- **What is expected**: Rewrite the lines from the first one up to and including the line containing "country-row[interactable]: Iceland <box>207", putting "Belize" in place of "Guatemala" and leaving everything else as it is.

- **Supplied data**:
════════════════════
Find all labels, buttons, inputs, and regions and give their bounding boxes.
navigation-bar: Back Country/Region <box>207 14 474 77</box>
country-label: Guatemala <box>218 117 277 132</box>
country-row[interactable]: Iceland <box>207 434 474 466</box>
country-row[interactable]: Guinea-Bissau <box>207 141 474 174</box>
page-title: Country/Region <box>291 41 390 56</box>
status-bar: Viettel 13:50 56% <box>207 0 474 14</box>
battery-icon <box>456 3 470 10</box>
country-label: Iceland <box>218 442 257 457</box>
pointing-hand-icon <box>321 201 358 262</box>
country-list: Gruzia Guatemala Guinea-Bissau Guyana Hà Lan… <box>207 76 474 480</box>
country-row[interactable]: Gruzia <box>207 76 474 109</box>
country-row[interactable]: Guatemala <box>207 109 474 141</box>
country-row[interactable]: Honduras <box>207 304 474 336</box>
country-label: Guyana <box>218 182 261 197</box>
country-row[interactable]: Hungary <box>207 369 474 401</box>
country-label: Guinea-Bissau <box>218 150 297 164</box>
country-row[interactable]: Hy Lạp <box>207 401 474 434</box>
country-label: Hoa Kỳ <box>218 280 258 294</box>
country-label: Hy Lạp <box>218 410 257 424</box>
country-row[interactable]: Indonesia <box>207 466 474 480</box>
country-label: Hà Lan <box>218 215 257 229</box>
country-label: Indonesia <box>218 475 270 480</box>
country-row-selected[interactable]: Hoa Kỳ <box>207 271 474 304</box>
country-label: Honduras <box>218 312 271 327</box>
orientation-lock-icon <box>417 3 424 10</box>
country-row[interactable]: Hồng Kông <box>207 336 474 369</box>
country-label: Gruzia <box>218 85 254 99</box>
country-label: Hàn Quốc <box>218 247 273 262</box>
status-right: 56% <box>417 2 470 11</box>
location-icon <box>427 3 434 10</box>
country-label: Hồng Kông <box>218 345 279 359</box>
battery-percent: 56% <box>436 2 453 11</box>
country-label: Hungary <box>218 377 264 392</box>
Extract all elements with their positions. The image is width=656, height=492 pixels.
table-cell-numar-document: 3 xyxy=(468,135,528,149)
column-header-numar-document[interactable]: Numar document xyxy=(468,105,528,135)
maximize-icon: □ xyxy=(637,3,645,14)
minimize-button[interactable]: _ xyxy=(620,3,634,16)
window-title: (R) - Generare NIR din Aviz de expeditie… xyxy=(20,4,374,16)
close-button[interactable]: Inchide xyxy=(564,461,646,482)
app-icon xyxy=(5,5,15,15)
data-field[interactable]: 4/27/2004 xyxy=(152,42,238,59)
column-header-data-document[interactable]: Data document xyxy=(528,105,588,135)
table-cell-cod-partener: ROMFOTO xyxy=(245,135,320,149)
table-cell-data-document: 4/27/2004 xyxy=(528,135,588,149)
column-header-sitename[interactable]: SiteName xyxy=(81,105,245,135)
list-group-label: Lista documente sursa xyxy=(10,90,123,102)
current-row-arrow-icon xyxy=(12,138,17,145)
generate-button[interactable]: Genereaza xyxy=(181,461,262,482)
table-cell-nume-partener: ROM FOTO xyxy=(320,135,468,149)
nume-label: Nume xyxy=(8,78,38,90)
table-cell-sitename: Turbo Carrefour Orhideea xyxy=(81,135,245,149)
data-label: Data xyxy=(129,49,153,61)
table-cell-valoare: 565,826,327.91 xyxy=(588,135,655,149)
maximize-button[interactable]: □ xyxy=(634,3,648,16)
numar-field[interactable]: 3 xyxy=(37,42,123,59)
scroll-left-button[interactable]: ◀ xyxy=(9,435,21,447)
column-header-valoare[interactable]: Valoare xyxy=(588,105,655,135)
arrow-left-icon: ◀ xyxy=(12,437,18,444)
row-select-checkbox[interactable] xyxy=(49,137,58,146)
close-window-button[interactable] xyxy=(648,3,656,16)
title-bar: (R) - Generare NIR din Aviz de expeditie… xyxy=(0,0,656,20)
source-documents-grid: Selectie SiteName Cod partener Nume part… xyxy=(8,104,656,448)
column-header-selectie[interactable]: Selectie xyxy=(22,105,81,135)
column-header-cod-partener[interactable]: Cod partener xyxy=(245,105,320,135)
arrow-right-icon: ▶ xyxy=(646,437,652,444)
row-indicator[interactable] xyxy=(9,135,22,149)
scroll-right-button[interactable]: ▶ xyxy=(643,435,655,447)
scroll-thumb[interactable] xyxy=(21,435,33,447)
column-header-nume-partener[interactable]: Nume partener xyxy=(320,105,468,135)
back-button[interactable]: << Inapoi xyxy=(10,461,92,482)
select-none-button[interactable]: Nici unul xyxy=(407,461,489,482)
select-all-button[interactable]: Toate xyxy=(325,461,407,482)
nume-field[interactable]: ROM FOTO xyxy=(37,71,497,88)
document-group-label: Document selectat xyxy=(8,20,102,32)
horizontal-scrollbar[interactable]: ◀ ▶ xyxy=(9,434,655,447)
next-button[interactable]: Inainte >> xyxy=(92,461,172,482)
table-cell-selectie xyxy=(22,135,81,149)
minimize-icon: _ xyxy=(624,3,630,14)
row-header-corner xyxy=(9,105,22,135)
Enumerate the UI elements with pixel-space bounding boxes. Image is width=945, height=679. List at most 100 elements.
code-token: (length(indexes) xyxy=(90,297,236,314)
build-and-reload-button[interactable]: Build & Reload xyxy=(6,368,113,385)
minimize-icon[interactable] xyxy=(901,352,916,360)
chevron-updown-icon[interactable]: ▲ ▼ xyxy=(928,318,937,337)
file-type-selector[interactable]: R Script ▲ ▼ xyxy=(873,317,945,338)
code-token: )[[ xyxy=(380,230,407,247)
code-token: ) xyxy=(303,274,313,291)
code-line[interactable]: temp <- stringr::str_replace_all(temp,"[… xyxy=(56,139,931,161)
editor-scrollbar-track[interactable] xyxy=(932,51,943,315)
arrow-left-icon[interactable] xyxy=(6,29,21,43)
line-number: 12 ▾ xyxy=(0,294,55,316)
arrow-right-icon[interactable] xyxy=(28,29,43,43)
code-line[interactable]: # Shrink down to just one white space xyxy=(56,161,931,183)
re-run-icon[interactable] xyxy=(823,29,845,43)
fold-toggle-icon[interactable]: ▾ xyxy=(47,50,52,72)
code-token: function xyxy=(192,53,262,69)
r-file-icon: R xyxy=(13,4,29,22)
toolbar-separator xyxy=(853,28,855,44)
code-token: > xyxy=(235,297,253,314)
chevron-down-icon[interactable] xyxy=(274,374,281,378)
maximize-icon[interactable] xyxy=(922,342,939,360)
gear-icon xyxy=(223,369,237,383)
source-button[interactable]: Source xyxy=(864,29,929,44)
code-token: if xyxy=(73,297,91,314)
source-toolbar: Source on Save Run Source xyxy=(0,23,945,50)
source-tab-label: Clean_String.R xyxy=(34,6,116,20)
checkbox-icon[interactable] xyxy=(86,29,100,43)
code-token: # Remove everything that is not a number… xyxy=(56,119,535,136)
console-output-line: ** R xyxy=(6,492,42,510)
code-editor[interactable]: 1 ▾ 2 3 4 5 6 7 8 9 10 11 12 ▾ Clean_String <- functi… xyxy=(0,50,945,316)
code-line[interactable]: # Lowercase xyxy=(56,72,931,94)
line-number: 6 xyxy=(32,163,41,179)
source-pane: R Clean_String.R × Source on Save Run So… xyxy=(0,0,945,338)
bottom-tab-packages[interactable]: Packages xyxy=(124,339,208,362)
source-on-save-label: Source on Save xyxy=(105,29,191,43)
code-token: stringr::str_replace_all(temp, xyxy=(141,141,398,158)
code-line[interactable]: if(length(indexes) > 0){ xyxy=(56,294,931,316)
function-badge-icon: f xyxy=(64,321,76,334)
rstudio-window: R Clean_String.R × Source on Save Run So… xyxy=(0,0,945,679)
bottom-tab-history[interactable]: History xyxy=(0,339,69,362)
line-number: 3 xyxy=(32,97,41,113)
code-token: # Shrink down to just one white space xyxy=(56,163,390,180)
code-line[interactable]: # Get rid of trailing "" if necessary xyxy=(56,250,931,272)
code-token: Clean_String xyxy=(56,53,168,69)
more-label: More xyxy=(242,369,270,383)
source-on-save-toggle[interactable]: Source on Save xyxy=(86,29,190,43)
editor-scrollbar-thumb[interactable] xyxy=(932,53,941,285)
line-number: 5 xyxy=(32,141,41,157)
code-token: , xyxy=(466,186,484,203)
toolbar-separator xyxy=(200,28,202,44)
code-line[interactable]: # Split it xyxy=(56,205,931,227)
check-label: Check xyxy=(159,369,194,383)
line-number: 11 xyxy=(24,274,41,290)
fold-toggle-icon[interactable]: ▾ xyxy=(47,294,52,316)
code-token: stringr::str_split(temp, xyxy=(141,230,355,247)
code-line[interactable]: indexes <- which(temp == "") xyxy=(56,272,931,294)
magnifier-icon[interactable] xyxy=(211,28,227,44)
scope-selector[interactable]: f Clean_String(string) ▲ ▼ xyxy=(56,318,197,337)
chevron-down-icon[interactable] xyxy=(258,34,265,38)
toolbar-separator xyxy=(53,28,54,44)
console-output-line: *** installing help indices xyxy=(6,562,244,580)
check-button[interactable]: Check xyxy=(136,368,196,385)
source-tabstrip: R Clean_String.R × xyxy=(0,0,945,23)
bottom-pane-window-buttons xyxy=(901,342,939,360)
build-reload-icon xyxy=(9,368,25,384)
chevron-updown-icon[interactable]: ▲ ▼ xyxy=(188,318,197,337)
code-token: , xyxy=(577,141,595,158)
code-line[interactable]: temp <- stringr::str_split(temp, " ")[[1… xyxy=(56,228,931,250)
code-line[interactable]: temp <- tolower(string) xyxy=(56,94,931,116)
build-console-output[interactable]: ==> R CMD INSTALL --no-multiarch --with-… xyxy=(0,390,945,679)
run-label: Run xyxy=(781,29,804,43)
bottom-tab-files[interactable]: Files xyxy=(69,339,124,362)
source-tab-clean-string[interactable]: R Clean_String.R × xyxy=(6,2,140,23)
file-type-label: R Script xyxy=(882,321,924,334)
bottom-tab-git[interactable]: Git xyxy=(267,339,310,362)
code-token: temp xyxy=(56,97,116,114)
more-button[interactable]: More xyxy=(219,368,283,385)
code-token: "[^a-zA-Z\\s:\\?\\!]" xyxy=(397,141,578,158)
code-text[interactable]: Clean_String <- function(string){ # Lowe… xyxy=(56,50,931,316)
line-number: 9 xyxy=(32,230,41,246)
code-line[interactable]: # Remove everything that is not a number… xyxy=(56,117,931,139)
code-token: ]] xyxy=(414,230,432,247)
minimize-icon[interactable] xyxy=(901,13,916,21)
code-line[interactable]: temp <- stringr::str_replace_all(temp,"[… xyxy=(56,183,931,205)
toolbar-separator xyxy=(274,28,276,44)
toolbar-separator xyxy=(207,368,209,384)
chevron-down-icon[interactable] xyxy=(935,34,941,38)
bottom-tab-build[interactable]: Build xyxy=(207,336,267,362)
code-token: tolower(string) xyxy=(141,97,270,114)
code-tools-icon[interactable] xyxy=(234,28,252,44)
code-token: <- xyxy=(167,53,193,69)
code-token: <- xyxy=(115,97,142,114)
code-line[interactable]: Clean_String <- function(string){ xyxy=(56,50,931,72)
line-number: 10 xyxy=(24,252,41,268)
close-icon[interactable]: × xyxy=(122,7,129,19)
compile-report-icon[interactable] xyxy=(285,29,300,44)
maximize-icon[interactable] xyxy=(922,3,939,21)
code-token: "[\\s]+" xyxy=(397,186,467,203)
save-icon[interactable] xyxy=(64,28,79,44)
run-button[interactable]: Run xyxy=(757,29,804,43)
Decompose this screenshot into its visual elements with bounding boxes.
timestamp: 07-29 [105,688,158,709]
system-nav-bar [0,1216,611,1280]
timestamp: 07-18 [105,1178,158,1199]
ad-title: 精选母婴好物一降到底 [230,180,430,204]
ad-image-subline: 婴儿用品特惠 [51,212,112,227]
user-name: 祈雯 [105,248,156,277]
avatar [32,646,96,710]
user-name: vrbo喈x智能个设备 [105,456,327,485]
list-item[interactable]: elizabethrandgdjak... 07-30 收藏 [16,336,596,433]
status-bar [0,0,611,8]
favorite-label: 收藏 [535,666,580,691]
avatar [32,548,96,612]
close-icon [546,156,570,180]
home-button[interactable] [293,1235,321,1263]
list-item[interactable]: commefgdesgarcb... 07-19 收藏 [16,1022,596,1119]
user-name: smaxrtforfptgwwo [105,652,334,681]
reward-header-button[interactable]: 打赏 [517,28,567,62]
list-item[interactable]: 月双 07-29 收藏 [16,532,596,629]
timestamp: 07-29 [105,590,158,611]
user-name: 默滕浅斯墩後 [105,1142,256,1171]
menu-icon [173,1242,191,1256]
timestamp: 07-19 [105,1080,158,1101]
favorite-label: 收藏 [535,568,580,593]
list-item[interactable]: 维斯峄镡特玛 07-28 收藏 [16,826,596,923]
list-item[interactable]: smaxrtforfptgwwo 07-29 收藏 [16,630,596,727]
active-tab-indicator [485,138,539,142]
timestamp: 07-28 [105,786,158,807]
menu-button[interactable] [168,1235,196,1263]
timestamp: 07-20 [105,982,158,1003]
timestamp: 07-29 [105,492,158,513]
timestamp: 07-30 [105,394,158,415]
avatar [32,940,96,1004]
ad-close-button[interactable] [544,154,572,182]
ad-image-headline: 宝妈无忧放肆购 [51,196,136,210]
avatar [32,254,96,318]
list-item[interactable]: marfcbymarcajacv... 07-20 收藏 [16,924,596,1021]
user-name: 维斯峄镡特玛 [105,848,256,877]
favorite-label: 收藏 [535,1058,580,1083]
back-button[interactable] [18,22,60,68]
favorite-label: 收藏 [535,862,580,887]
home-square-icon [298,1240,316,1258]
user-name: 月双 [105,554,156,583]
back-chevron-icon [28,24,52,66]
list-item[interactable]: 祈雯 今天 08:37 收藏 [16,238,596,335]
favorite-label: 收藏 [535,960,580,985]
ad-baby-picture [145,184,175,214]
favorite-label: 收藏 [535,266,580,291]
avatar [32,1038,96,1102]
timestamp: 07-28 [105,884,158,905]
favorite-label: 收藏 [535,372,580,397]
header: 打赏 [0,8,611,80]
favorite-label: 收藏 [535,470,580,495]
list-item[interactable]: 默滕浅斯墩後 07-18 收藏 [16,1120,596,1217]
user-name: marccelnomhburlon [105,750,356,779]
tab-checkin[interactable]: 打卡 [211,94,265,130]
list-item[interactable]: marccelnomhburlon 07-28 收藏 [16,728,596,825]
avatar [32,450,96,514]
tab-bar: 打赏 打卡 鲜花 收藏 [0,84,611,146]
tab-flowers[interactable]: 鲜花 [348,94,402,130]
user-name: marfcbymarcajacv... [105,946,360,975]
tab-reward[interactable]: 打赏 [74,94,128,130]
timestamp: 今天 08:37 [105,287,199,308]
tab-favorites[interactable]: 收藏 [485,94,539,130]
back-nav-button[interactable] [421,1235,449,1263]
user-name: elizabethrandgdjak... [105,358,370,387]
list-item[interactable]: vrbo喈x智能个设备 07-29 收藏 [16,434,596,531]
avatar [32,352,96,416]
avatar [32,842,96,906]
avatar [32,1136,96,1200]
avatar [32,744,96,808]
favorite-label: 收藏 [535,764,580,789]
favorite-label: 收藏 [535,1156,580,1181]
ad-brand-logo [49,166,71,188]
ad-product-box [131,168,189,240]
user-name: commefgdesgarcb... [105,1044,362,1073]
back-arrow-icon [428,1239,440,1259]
════════════════════
- **Finished exercise**:
Find all labels, buttons, inputs, and regions and give their bounding boxes.
navigation-bar: Back Country/Region <box>207 14 474 77</box>
country-label: Belize <box>218 117 277 132</box>
country-row[interactable]: Iceland <box>207 434 474 466</box>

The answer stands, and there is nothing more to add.